# MATERIAL
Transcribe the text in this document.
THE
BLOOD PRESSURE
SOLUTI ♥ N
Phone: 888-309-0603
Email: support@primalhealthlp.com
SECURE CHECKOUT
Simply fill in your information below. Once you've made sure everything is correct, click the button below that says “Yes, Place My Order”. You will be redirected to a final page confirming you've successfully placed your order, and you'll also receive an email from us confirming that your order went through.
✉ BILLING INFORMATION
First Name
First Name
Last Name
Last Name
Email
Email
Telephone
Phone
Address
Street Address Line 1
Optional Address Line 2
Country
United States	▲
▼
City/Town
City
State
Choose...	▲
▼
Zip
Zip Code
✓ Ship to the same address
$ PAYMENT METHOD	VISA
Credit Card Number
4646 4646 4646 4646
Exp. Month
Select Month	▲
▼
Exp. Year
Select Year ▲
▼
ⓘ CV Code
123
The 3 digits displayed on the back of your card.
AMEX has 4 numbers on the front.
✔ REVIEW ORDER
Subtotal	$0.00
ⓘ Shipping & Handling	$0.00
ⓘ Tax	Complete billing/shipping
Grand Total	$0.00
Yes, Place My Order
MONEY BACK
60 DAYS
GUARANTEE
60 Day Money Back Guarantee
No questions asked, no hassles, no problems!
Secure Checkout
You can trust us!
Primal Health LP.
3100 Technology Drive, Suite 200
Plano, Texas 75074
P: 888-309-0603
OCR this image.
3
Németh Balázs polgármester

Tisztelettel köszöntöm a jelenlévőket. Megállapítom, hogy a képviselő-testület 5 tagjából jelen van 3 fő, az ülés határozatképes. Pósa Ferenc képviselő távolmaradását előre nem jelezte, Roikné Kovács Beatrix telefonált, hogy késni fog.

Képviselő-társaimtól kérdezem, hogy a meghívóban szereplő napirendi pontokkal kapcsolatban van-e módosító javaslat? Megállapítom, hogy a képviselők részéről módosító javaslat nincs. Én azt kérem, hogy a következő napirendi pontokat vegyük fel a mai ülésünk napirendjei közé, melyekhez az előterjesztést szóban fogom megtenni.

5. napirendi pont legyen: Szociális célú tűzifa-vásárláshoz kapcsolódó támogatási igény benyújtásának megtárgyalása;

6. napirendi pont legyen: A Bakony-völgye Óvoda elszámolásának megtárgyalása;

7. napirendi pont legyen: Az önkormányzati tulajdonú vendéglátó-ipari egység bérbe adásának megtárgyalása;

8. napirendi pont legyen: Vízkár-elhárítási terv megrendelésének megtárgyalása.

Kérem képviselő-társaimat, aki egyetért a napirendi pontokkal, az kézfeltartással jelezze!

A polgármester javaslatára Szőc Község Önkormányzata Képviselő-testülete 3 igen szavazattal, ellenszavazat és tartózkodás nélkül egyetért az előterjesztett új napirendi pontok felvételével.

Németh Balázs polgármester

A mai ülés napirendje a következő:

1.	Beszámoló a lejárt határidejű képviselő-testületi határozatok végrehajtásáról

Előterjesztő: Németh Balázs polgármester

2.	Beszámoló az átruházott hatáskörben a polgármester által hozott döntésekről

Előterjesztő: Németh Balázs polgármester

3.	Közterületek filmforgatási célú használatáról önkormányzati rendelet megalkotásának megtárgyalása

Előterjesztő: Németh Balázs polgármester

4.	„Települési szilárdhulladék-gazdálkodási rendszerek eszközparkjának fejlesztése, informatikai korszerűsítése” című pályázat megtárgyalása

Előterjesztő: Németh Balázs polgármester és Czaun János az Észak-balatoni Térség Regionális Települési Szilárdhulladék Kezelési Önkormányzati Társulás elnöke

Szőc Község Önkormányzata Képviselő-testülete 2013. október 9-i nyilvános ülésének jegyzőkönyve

# TASK TO COMPLETE
Write the material out exactly, with nothing left out.

# ANSWER IN FULL
Transcribe the text in this document.
THE
BLOOD PRESSURE
SOLUTI ♥ N
Phone: 888-309-0603
Email: support@primalhealthlp.com
SECURE CHECKOUT
Simply fill in your information below. Once you've made sure everything is correct, click the button below that says “Yes, Place My Order”. You will be redirected to a final page confirming you've successfully placed your order, and you'll also receive an email from us confirming that your order went through.
✉ BILLING INFORMATION
First Name
First Name
Last Name
Last Name
Email
Email
Telephone
Phone
Address
Street Address Line 1
Optional Address Line 2
Country
United States	▲
▼
City/Town
City
State
Choose...	▲
▼
Zip
Zip Code
✓ Ship to the same address
$ PAYMENT METHOD	VISA
Credit Card Number
4646 4646 4646 4646
Exp. Month
Select Month	▲
▼
Exp. Year
Select Year ▲
▼
ⓘ CV Code
123
The 3 digits displayed on the back of your card.
AMEX has 4 numbers on the front.
✔ REVIEW ORDER
Subtotal	$0.00
ⓘ Shipping & Handling	$0.00
ⓘ Tax	Complete billing/shipping
Grand Total	$0.00
Yes, Place My Order
MONEY BACK
60 DAYS
GUARANTEE
60 Day Money Back Guarantee
No questions asked, no hassles, no problems!
Secure Checkout
You can trust us!
Primal Health LP.
3100 Technology Drive, Suite 200
Plano, Texas 75074
P: 888-309-0603
OCR this image.
3
Németh Balázs polgármester

Tisztelettel köszöntöm a jelenlévőket. Megállapítom, hogy a képviselő-testület 5 tagjából jelen van 3 fő, az ülés határozatképes. Pósa Ferenc képviselő távolmaradását előre nem jelezte, Roikné Kovács Beatrix telefonált, hogy késni fog.

Képviselő-társaimtól kérdezem, hogy a meghívóban szereplő napirendi pontokkal kapcsolatban van-e módosító javaslat? Megállapítom, hogy a képviselők részéről módosító javaslat nincs. Én azt kérem, hogy a következő napirendi pontokat vegyük fel a mai ülésünk napirendjei közé, melyekhez az előterjesztést szóban fogom megtenni.

5. napirendi pont legyen: Szociális célú tűzifa-vásárláshoz kapcsolódó támogatási igény benyújtásának megtárgyalása;

6. napirendi pont legyen: A Bakony-völgye Óvoda elszámolásának megtárgyalása;

7. napirendi pont legyen: Az önkormányzati tulajdonú vendéglátó-ipari egység bérbe adásának megtárgyalása;

8. napirendi pont legyen: Vízkár-elhárítási terv megrendelésének megtárgyalása.

Kérem képviselő-társaimat, aki egyetért a napirendi pontokkal, az kézfeltartással jelezze!

A polgármester javaslatára Szőc Község Önkormányzata Képviselő-testülete 3 igen szavazattal, ellenszavazat és tartózkodás nélkül egyetért az előterjesztett új napirendi pontok felvételével.

Németh Balázs polgármester

A mai ülés napirendje a következő:

1.	Beszámoló a lejárt határidejű képviselő-testületi határozatok végrehajtásáról

Előterjesztő: Németh Balázs polgármester

2.	Beszámoló az átruházott hatáskörben a polgármester által hozott döntésekről

Előterjesztő: Németh Balázs polgármester

3.	Közterületek filmforgatási célú használatáról önkormányzati rendelet megalkotásának megtárgyalása

Előterjesztő: Németh Balázs polgármester

4.	„Települési szilárdhulladék-gazdálkodási rendszerek eszközparkjának fejlesztése, informatikai korszerűsítése” című pályázat megtárgyalása

Előterjesztő: Németh Balázs polgármester és Czaun János az Észak-balatoni Térség Regionális Települési Szilárdhulladék Kezelési Önkormányzati Társulás elnöke

Szőc Község Önkormányzata Képviselő-testülete 2013. október 9-i nyilvános ülésének jegyzőkönyve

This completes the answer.